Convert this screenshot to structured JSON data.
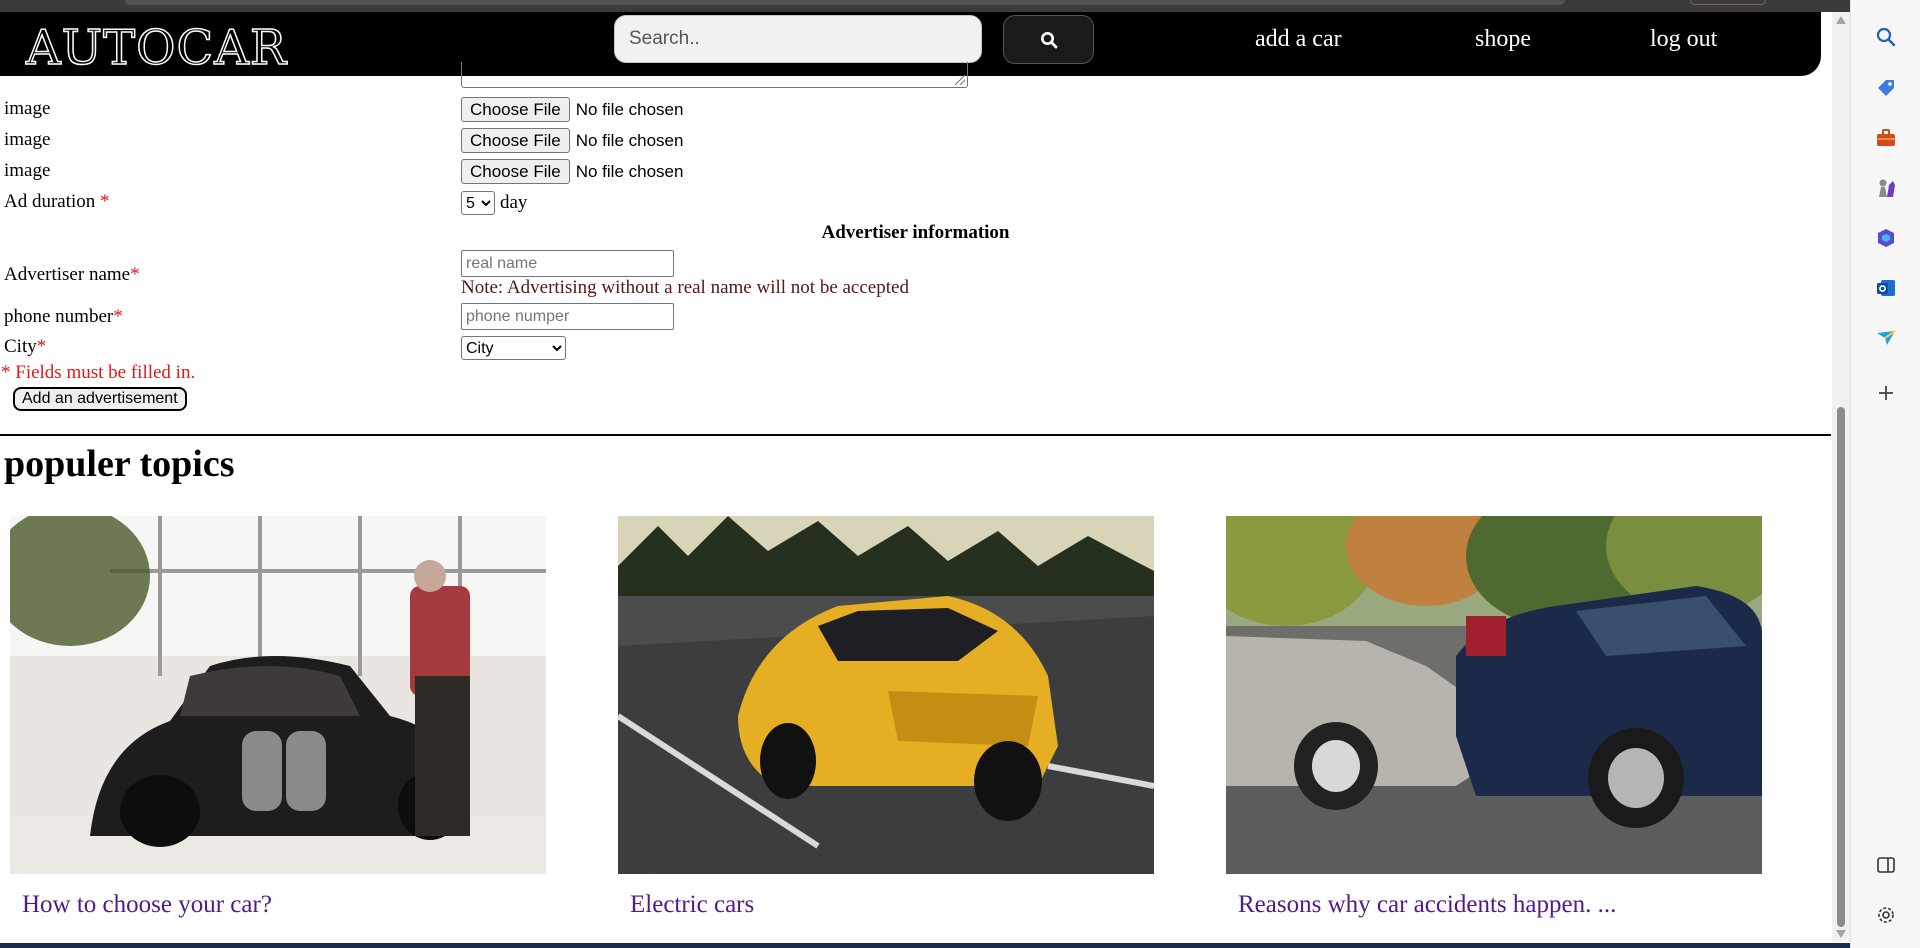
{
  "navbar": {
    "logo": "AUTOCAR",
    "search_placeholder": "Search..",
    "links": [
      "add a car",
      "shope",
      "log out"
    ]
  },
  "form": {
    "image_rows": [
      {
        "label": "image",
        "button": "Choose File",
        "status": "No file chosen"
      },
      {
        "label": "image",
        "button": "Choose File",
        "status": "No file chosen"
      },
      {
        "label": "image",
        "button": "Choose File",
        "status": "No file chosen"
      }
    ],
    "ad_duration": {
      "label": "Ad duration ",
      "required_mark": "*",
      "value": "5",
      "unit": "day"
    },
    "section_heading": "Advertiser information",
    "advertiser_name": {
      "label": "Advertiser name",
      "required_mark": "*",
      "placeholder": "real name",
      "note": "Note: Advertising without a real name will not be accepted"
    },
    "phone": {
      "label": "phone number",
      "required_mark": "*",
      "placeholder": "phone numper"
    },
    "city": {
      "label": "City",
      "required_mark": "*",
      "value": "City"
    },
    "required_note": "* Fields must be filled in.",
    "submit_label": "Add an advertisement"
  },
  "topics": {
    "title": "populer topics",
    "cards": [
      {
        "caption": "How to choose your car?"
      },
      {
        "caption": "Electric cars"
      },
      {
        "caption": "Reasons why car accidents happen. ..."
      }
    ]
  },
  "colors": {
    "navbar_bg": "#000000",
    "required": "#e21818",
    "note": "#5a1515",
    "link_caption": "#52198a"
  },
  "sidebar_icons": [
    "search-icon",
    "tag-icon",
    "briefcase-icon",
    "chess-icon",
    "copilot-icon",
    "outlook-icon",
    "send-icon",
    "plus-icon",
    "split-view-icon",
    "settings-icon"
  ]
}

-----

**Goal of the exercise:** Retype the whole listing, keeping every line identical and omitting all pictures.

**Expected output:**
Convert this screenshot to structured JSON data.
{
  "navbar": {
    "logo": "AUTOCAR",
    "search_placeholder": "Search..",
    "links": [
      "add a car",
      "shope",
      "log out"
    ]
  },
  "form": {
    "image_rows": [
      {
        "label": "image",
        "button": "Choose File",
        "status": "No file chosen"
      },
      {
        "label": "image",
        "button": "Choose File",
        "status": "No file chosen"
      },
      {
        "label": "image",
        "button": "Choose File",
        "status": "No file chosen"
      }
    ],
    "ad_duration": {
      "label": "Ad duration ",
      "required_mark": "*",
      "value": "5",
      "unit": "day"
    },
    "section_heading": "Advertiser information",
    "advertiser_name": {
      "label": "Advertiser name",
      "required_mark": "*",
      "placeholder": "real name",
      "note": "Note: Advertising without a real name will not be accepted"
    },
    "phone": {
      "label": "phone number",
      "required_mark": "*",
      "placeholder": "phone numper"
    },
    "city": {
      "label": "City",
      "required_mark": "*",
      "value": "City"
    },
    "required_note": "* Fields must be filled in.",
    "submit_label": "Add an advertisement"
  },
  "topics": {
    "title": "populer topics",
    "cards": [
      {
        "caption": "How to choose your car?"
      },
      {
        "caption": "Electric cars"
      },
      {
        "caption": "Reasons why car accidents happen. ..."
      }
    ]
  },
  "colors": {
    "navbar_bg": "#000000",
    "required": "#e21818",
    "note": "#5a1515",
    "link_caption": "#52198a"
  },
  "sidebar_icons": [
    "search-icon",
    "tag-icon",
    "briefcase-icon",
    "chess-icon",
    "copilot-icon",
    "outlook-icon",
    "send-icon",
    "plus-icon",
    "split-view-icon",
    "settings-icon"
  ]
}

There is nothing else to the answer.